Document segment START

AP Photos: Argentines worry about agrochemicals


In this Sept. 24, 2013, photo, a tractor used for spraying agrochemicals is reflected in a car's side view mirror on a road in Parana, in Entre Rios province, Argentina. Glyphosate represents two-thirds of all agrochemicals used in Argentina, but resistance to pesticides is forcing farmers to mix in other poisons such as 2,4,D, which the U.S. military used in "Agent Orange" to defoliate jungles during the Vietnam War. (AP Photo/Natcha Pisarenko) | Zoom

BUENOS AIRES, Argentina (AP) - Argentina's agricultural industry has been dramatically transformed by the introduction of genetically modified plants in 1996.

A country once known for its grass-fed beef is now dominated by soy, corn and cotton. Soy harvests alone have tripled, ranking Argentina as the world's third largest soybean producer.

But the pesticides powering this boom are poorly controlled and used in ways that were never anticipated by regulatory science, if not specifically banned by law.

Doctors and scientist worry the chemicals may be the cause of rising cancer rates, birth defects and other health problems.

Aixa Cano, a shy 5-year-old who lives in Chaco, Argentina's poorest province, was born with hairy moles all over her body. Her mother believes the skin condition was caused by contaminated water.

Fabian Tomasi, 47, never wore any protective gear in the years he spent pumping poisons into crop-dusting planes. Today, he is near death from polyneuropathy, a neurological disorder that has left him emaciated.

The Monsanto Co., one of several agricultural companies that sell pesticides in Argentina, says it is working with government officials and farmers to promote better pesticide practices.

Document segment END
Data provided START

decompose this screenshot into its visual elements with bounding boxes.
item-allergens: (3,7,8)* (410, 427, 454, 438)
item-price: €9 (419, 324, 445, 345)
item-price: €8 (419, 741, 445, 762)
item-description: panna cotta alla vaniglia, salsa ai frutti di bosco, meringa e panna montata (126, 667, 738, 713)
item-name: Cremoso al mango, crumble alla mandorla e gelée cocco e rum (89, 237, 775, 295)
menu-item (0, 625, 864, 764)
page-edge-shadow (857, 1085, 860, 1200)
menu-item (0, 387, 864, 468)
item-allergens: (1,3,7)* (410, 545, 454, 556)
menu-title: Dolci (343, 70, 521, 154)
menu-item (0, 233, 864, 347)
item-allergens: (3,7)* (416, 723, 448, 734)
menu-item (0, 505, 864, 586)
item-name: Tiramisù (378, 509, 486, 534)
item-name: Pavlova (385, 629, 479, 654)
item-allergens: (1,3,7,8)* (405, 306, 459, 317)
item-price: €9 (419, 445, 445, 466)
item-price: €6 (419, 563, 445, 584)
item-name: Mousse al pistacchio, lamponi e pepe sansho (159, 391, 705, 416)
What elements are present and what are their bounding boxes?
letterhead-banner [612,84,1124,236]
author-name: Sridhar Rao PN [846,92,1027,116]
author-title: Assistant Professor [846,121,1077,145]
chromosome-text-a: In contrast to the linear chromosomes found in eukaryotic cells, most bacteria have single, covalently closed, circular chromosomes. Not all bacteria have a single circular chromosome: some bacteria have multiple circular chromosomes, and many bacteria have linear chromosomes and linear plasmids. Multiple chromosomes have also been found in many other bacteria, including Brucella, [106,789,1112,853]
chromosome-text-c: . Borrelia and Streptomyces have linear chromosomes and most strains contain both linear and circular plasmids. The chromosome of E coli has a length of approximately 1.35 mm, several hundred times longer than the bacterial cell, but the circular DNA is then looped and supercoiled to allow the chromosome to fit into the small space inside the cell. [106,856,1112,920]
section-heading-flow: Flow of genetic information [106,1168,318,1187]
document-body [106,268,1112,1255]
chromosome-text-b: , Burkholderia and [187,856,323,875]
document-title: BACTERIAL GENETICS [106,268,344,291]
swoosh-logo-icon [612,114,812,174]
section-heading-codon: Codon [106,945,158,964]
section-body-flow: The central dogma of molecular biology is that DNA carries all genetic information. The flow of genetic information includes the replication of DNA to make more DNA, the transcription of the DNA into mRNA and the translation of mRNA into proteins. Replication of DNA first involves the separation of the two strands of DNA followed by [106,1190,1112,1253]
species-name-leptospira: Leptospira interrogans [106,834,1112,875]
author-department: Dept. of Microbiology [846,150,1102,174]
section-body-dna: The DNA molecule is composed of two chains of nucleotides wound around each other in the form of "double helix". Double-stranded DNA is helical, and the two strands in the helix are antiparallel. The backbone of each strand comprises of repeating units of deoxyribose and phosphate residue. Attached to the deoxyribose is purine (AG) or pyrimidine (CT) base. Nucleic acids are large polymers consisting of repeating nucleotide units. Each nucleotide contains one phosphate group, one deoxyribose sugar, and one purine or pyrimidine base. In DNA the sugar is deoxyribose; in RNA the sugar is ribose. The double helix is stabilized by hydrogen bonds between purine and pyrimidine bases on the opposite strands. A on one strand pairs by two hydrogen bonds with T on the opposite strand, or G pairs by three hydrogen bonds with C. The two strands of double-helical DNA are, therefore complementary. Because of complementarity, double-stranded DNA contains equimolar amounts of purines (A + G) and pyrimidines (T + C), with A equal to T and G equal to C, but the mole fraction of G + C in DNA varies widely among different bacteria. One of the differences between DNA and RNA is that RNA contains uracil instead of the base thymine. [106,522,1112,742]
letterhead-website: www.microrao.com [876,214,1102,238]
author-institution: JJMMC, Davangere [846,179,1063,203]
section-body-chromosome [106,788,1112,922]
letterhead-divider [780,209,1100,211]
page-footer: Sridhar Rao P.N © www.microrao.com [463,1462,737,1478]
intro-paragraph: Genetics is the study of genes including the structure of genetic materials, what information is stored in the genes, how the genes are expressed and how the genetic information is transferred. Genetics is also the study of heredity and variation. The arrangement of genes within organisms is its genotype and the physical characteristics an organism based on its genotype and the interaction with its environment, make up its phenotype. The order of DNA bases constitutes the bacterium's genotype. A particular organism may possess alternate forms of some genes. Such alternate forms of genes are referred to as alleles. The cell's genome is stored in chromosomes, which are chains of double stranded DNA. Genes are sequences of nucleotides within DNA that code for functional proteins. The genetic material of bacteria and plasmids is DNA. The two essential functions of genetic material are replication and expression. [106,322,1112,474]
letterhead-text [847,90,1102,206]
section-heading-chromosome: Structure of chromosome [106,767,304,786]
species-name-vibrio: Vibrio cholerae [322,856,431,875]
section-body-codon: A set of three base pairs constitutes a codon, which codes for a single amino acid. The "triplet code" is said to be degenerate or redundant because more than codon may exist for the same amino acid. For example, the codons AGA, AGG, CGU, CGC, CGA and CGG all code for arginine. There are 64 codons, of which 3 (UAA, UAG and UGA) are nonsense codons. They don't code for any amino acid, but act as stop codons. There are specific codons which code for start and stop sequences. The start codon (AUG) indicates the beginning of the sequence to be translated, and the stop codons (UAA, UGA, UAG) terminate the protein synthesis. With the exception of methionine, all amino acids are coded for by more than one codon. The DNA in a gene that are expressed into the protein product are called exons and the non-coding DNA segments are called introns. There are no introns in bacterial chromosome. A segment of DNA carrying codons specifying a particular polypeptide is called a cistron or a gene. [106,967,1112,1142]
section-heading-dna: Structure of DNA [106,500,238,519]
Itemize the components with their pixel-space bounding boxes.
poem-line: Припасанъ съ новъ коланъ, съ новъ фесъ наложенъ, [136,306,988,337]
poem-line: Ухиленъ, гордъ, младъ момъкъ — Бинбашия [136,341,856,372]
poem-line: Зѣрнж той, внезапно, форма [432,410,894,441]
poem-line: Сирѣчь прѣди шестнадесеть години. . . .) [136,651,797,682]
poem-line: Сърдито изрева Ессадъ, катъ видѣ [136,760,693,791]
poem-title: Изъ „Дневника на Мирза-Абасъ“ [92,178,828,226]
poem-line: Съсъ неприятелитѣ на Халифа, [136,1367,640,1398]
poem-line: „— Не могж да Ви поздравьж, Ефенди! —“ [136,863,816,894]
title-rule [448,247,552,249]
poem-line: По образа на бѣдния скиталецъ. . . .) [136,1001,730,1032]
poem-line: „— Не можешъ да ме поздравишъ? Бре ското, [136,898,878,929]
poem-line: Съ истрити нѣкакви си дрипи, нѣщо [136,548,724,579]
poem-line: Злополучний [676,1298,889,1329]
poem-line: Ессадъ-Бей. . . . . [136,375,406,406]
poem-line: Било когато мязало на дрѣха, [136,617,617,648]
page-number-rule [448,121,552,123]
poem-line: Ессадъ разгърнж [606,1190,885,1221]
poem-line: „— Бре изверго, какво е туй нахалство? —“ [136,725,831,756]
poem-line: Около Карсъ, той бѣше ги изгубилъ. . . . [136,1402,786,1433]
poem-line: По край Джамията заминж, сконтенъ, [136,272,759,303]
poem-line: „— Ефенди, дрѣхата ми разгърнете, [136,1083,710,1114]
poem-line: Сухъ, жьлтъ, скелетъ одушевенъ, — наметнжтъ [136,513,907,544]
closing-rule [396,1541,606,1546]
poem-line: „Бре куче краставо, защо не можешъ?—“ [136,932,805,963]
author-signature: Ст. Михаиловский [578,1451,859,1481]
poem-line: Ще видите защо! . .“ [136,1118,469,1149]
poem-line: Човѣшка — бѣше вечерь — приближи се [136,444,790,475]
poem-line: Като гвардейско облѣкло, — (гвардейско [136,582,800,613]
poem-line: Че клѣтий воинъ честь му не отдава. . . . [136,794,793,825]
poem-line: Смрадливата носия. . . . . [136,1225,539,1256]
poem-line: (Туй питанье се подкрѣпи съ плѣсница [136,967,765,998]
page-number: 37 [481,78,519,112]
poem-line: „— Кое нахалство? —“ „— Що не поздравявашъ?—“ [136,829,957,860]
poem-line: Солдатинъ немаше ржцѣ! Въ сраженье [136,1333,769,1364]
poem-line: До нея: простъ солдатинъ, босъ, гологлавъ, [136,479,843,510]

Data provided END

Actions to take:
(1) According to the article on agrochemicals in Argentina, in what year were genetically modified plants introduced to the country's agriculture?
(2) Continue the article on agrochemicals in Argentina from its last sentence.

Per-task outputs:
(1) 1996

(2)
But an Associated Press investigation found that Argentine farmers now use more than twice as much pesticide per acre as U.S. farmers do, making Argentina a laboratory for what can go wrong with biotech farming.

Pesticides are applied in windy conditions, drifting into homes and schools and contaminating drinking water. Farm workers mix chemicals without supervision, in populated areas and with no protective gear. People store water in used pesticide containers that are resold rather than destroyed, endangering their families' health.

Argentina's agriculture secretary dismisses a growing call for reform as an "emotional" response from people who misunderstand the impact of agrochemicals. "We have to defend our model," he said at an industry conference this year where he promised new guidelines for spraying the chemicals.

Doctors say new guidelines aren't enough. They want strong enforcement of spraying limits as well as field research into the correlation they see between the overuse of agrochemicals and health problems, some of which were seldom seen before the new farming model took off.